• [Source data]

— BEGIN —

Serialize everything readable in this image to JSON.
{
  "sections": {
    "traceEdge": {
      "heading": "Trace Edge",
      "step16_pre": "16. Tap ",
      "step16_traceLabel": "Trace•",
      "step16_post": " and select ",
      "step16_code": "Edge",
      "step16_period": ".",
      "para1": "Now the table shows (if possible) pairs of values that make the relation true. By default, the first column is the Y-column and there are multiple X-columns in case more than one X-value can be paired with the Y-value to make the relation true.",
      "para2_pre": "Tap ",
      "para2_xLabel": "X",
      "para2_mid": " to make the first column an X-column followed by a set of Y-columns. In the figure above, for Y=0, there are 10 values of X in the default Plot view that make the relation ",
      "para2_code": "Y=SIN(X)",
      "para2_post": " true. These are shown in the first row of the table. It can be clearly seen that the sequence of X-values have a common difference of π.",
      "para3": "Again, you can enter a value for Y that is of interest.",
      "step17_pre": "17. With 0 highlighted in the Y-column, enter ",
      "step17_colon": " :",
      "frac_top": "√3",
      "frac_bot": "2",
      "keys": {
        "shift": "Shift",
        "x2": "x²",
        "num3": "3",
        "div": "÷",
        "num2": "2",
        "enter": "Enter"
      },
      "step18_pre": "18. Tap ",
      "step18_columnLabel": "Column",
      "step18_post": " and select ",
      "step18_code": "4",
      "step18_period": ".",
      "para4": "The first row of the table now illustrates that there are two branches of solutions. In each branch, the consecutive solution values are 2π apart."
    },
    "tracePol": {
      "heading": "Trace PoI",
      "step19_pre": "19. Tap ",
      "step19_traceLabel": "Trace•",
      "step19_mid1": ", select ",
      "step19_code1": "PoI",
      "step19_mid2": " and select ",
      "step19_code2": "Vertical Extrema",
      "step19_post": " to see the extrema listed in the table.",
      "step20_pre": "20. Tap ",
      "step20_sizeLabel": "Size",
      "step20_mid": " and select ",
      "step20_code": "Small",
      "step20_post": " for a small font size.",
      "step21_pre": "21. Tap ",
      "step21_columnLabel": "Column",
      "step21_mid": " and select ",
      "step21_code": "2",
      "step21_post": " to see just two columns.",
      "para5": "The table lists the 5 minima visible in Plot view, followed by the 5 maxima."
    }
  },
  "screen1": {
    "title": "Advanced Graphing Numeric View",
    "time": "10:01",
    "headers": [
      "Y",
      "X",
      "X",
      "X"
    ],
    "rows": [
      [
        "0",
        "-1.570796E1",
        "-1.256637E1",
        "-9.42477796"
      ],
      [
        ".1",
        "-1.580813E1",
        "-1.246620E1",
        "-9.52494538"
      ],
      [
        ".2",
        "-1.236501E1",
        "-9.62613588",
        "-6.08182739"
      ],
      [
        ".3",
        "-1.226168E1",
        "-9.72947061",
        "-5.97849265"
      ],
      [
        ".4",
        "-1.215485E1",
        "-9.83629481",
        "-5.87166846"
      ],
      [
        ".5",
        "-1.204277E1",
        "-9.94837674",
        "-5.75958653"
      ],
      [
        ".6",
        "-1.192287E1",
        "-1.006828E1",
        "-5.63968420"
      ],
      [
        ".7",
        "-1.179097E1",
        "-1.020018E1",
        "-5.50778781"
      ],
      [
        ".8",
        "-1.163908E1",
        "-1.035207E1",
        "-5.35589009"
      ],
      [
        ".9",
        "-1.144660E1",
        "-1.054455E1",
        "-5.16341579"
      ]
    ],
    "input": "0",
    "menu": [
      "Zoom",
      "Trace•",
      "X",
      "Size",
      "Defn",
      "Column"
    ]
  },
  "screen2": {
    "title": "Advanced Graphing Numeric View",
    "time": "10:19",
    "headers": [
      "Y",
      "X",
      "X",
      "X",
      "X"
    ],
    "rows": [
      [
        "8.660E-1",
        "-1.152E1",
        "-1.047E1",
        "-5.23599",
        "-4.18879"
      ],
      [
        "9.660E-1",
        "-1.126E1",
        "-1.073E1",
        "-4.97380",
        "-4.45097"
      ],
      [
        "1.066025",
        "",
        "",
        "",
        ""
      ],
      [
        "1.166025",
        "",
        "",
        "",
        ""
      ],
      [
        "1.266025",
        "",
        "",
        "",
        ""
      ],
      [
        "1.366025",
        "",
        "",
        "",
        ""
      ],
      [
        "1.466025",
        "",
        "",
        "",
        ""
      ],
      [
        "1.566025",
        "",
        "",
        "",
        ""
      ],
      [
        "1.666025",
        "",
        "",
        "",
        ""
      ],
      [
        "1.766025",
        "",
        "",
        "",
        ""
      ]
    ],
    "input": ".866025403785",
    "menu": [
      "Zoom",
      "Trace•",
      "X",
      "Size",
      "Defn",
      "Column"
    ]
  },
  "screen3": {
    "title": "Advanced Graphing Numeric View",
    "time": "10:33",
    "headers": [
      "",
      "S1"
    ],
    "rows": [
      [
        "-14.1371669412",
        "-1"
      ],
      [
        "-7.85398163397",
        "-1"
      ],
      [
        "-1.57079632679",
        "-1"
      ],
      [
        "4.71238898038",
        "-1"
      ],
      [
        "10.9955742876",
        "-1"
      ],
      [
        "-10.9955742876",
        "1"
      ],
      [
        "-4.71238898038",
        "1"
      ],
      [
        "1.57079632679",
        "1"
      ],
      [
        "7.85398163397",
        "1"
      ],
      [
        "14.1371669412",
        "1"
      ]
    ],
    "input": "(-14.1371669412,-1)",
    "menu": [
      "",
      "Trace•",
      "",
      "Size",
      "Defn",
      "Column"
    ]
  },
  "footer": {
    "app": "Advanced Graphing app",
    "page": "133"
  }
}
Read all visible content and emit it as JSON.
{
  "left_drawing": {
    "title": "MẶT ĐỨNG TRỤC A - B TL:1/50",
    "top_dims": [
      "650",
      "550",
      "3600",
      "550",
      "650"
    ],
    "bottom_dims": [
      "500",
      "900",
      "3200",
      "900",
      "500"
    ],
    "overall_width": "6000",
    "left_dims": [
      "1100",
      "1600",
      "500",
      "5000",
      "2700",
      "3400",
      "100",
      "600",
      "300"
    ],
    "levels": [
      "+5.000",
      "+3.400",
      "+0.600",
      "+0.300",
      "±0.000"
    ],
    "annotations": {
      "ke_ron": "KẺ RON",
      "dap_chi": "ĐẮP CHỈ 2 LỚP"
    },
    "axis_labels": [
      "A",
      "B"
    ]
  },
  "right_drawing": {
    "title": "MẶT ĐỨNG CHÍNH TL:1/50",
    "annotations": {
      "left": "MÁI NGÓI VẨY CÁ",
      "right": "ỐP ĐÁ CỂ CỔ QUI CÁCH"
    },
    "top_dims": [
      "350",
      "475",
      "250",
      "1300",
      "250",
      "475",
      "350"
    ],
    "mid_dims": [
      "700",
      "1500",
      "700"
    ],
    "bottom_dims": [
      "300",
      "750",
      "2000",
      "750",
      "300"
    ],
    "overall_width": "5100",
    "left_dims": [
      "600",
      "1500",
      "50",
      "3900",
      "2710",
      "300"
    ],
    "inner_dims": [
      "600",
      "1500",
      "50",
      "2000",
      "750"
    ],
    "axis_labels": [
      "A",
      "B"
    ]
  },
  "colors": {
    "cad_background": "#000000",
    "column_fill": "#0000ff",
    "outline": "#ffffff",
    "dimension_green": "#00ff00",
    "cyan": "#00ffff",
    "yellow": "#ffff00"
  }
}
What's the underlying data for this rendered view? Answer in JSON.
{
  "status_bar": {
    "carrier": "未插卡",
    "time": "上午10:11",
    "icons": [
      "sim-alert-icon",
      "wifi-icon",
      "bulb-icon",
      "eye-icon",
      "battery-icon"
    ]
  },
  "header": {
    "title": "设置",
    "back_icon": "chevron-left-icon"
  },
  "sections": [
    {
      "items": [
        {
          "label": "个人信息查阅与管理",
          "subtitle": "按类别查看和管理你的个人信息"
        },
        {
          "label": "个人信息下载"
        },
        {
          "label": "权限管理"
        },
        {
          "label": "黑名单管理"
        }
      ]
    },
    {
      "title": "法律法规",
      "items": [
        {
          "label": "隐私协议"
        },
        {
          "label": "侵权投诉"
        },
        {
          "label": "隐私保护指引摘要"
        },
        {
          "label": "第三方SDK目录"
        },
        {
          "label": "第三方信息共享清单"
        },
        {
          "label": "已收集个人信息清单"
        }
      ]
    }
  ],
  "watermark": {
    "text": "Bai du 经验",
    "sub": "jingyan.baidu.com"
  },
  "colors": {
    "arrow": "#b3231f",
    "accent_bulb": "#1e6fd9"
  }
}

— END —

Count each line of the data where the word "this" appears, then reply with the total only.

2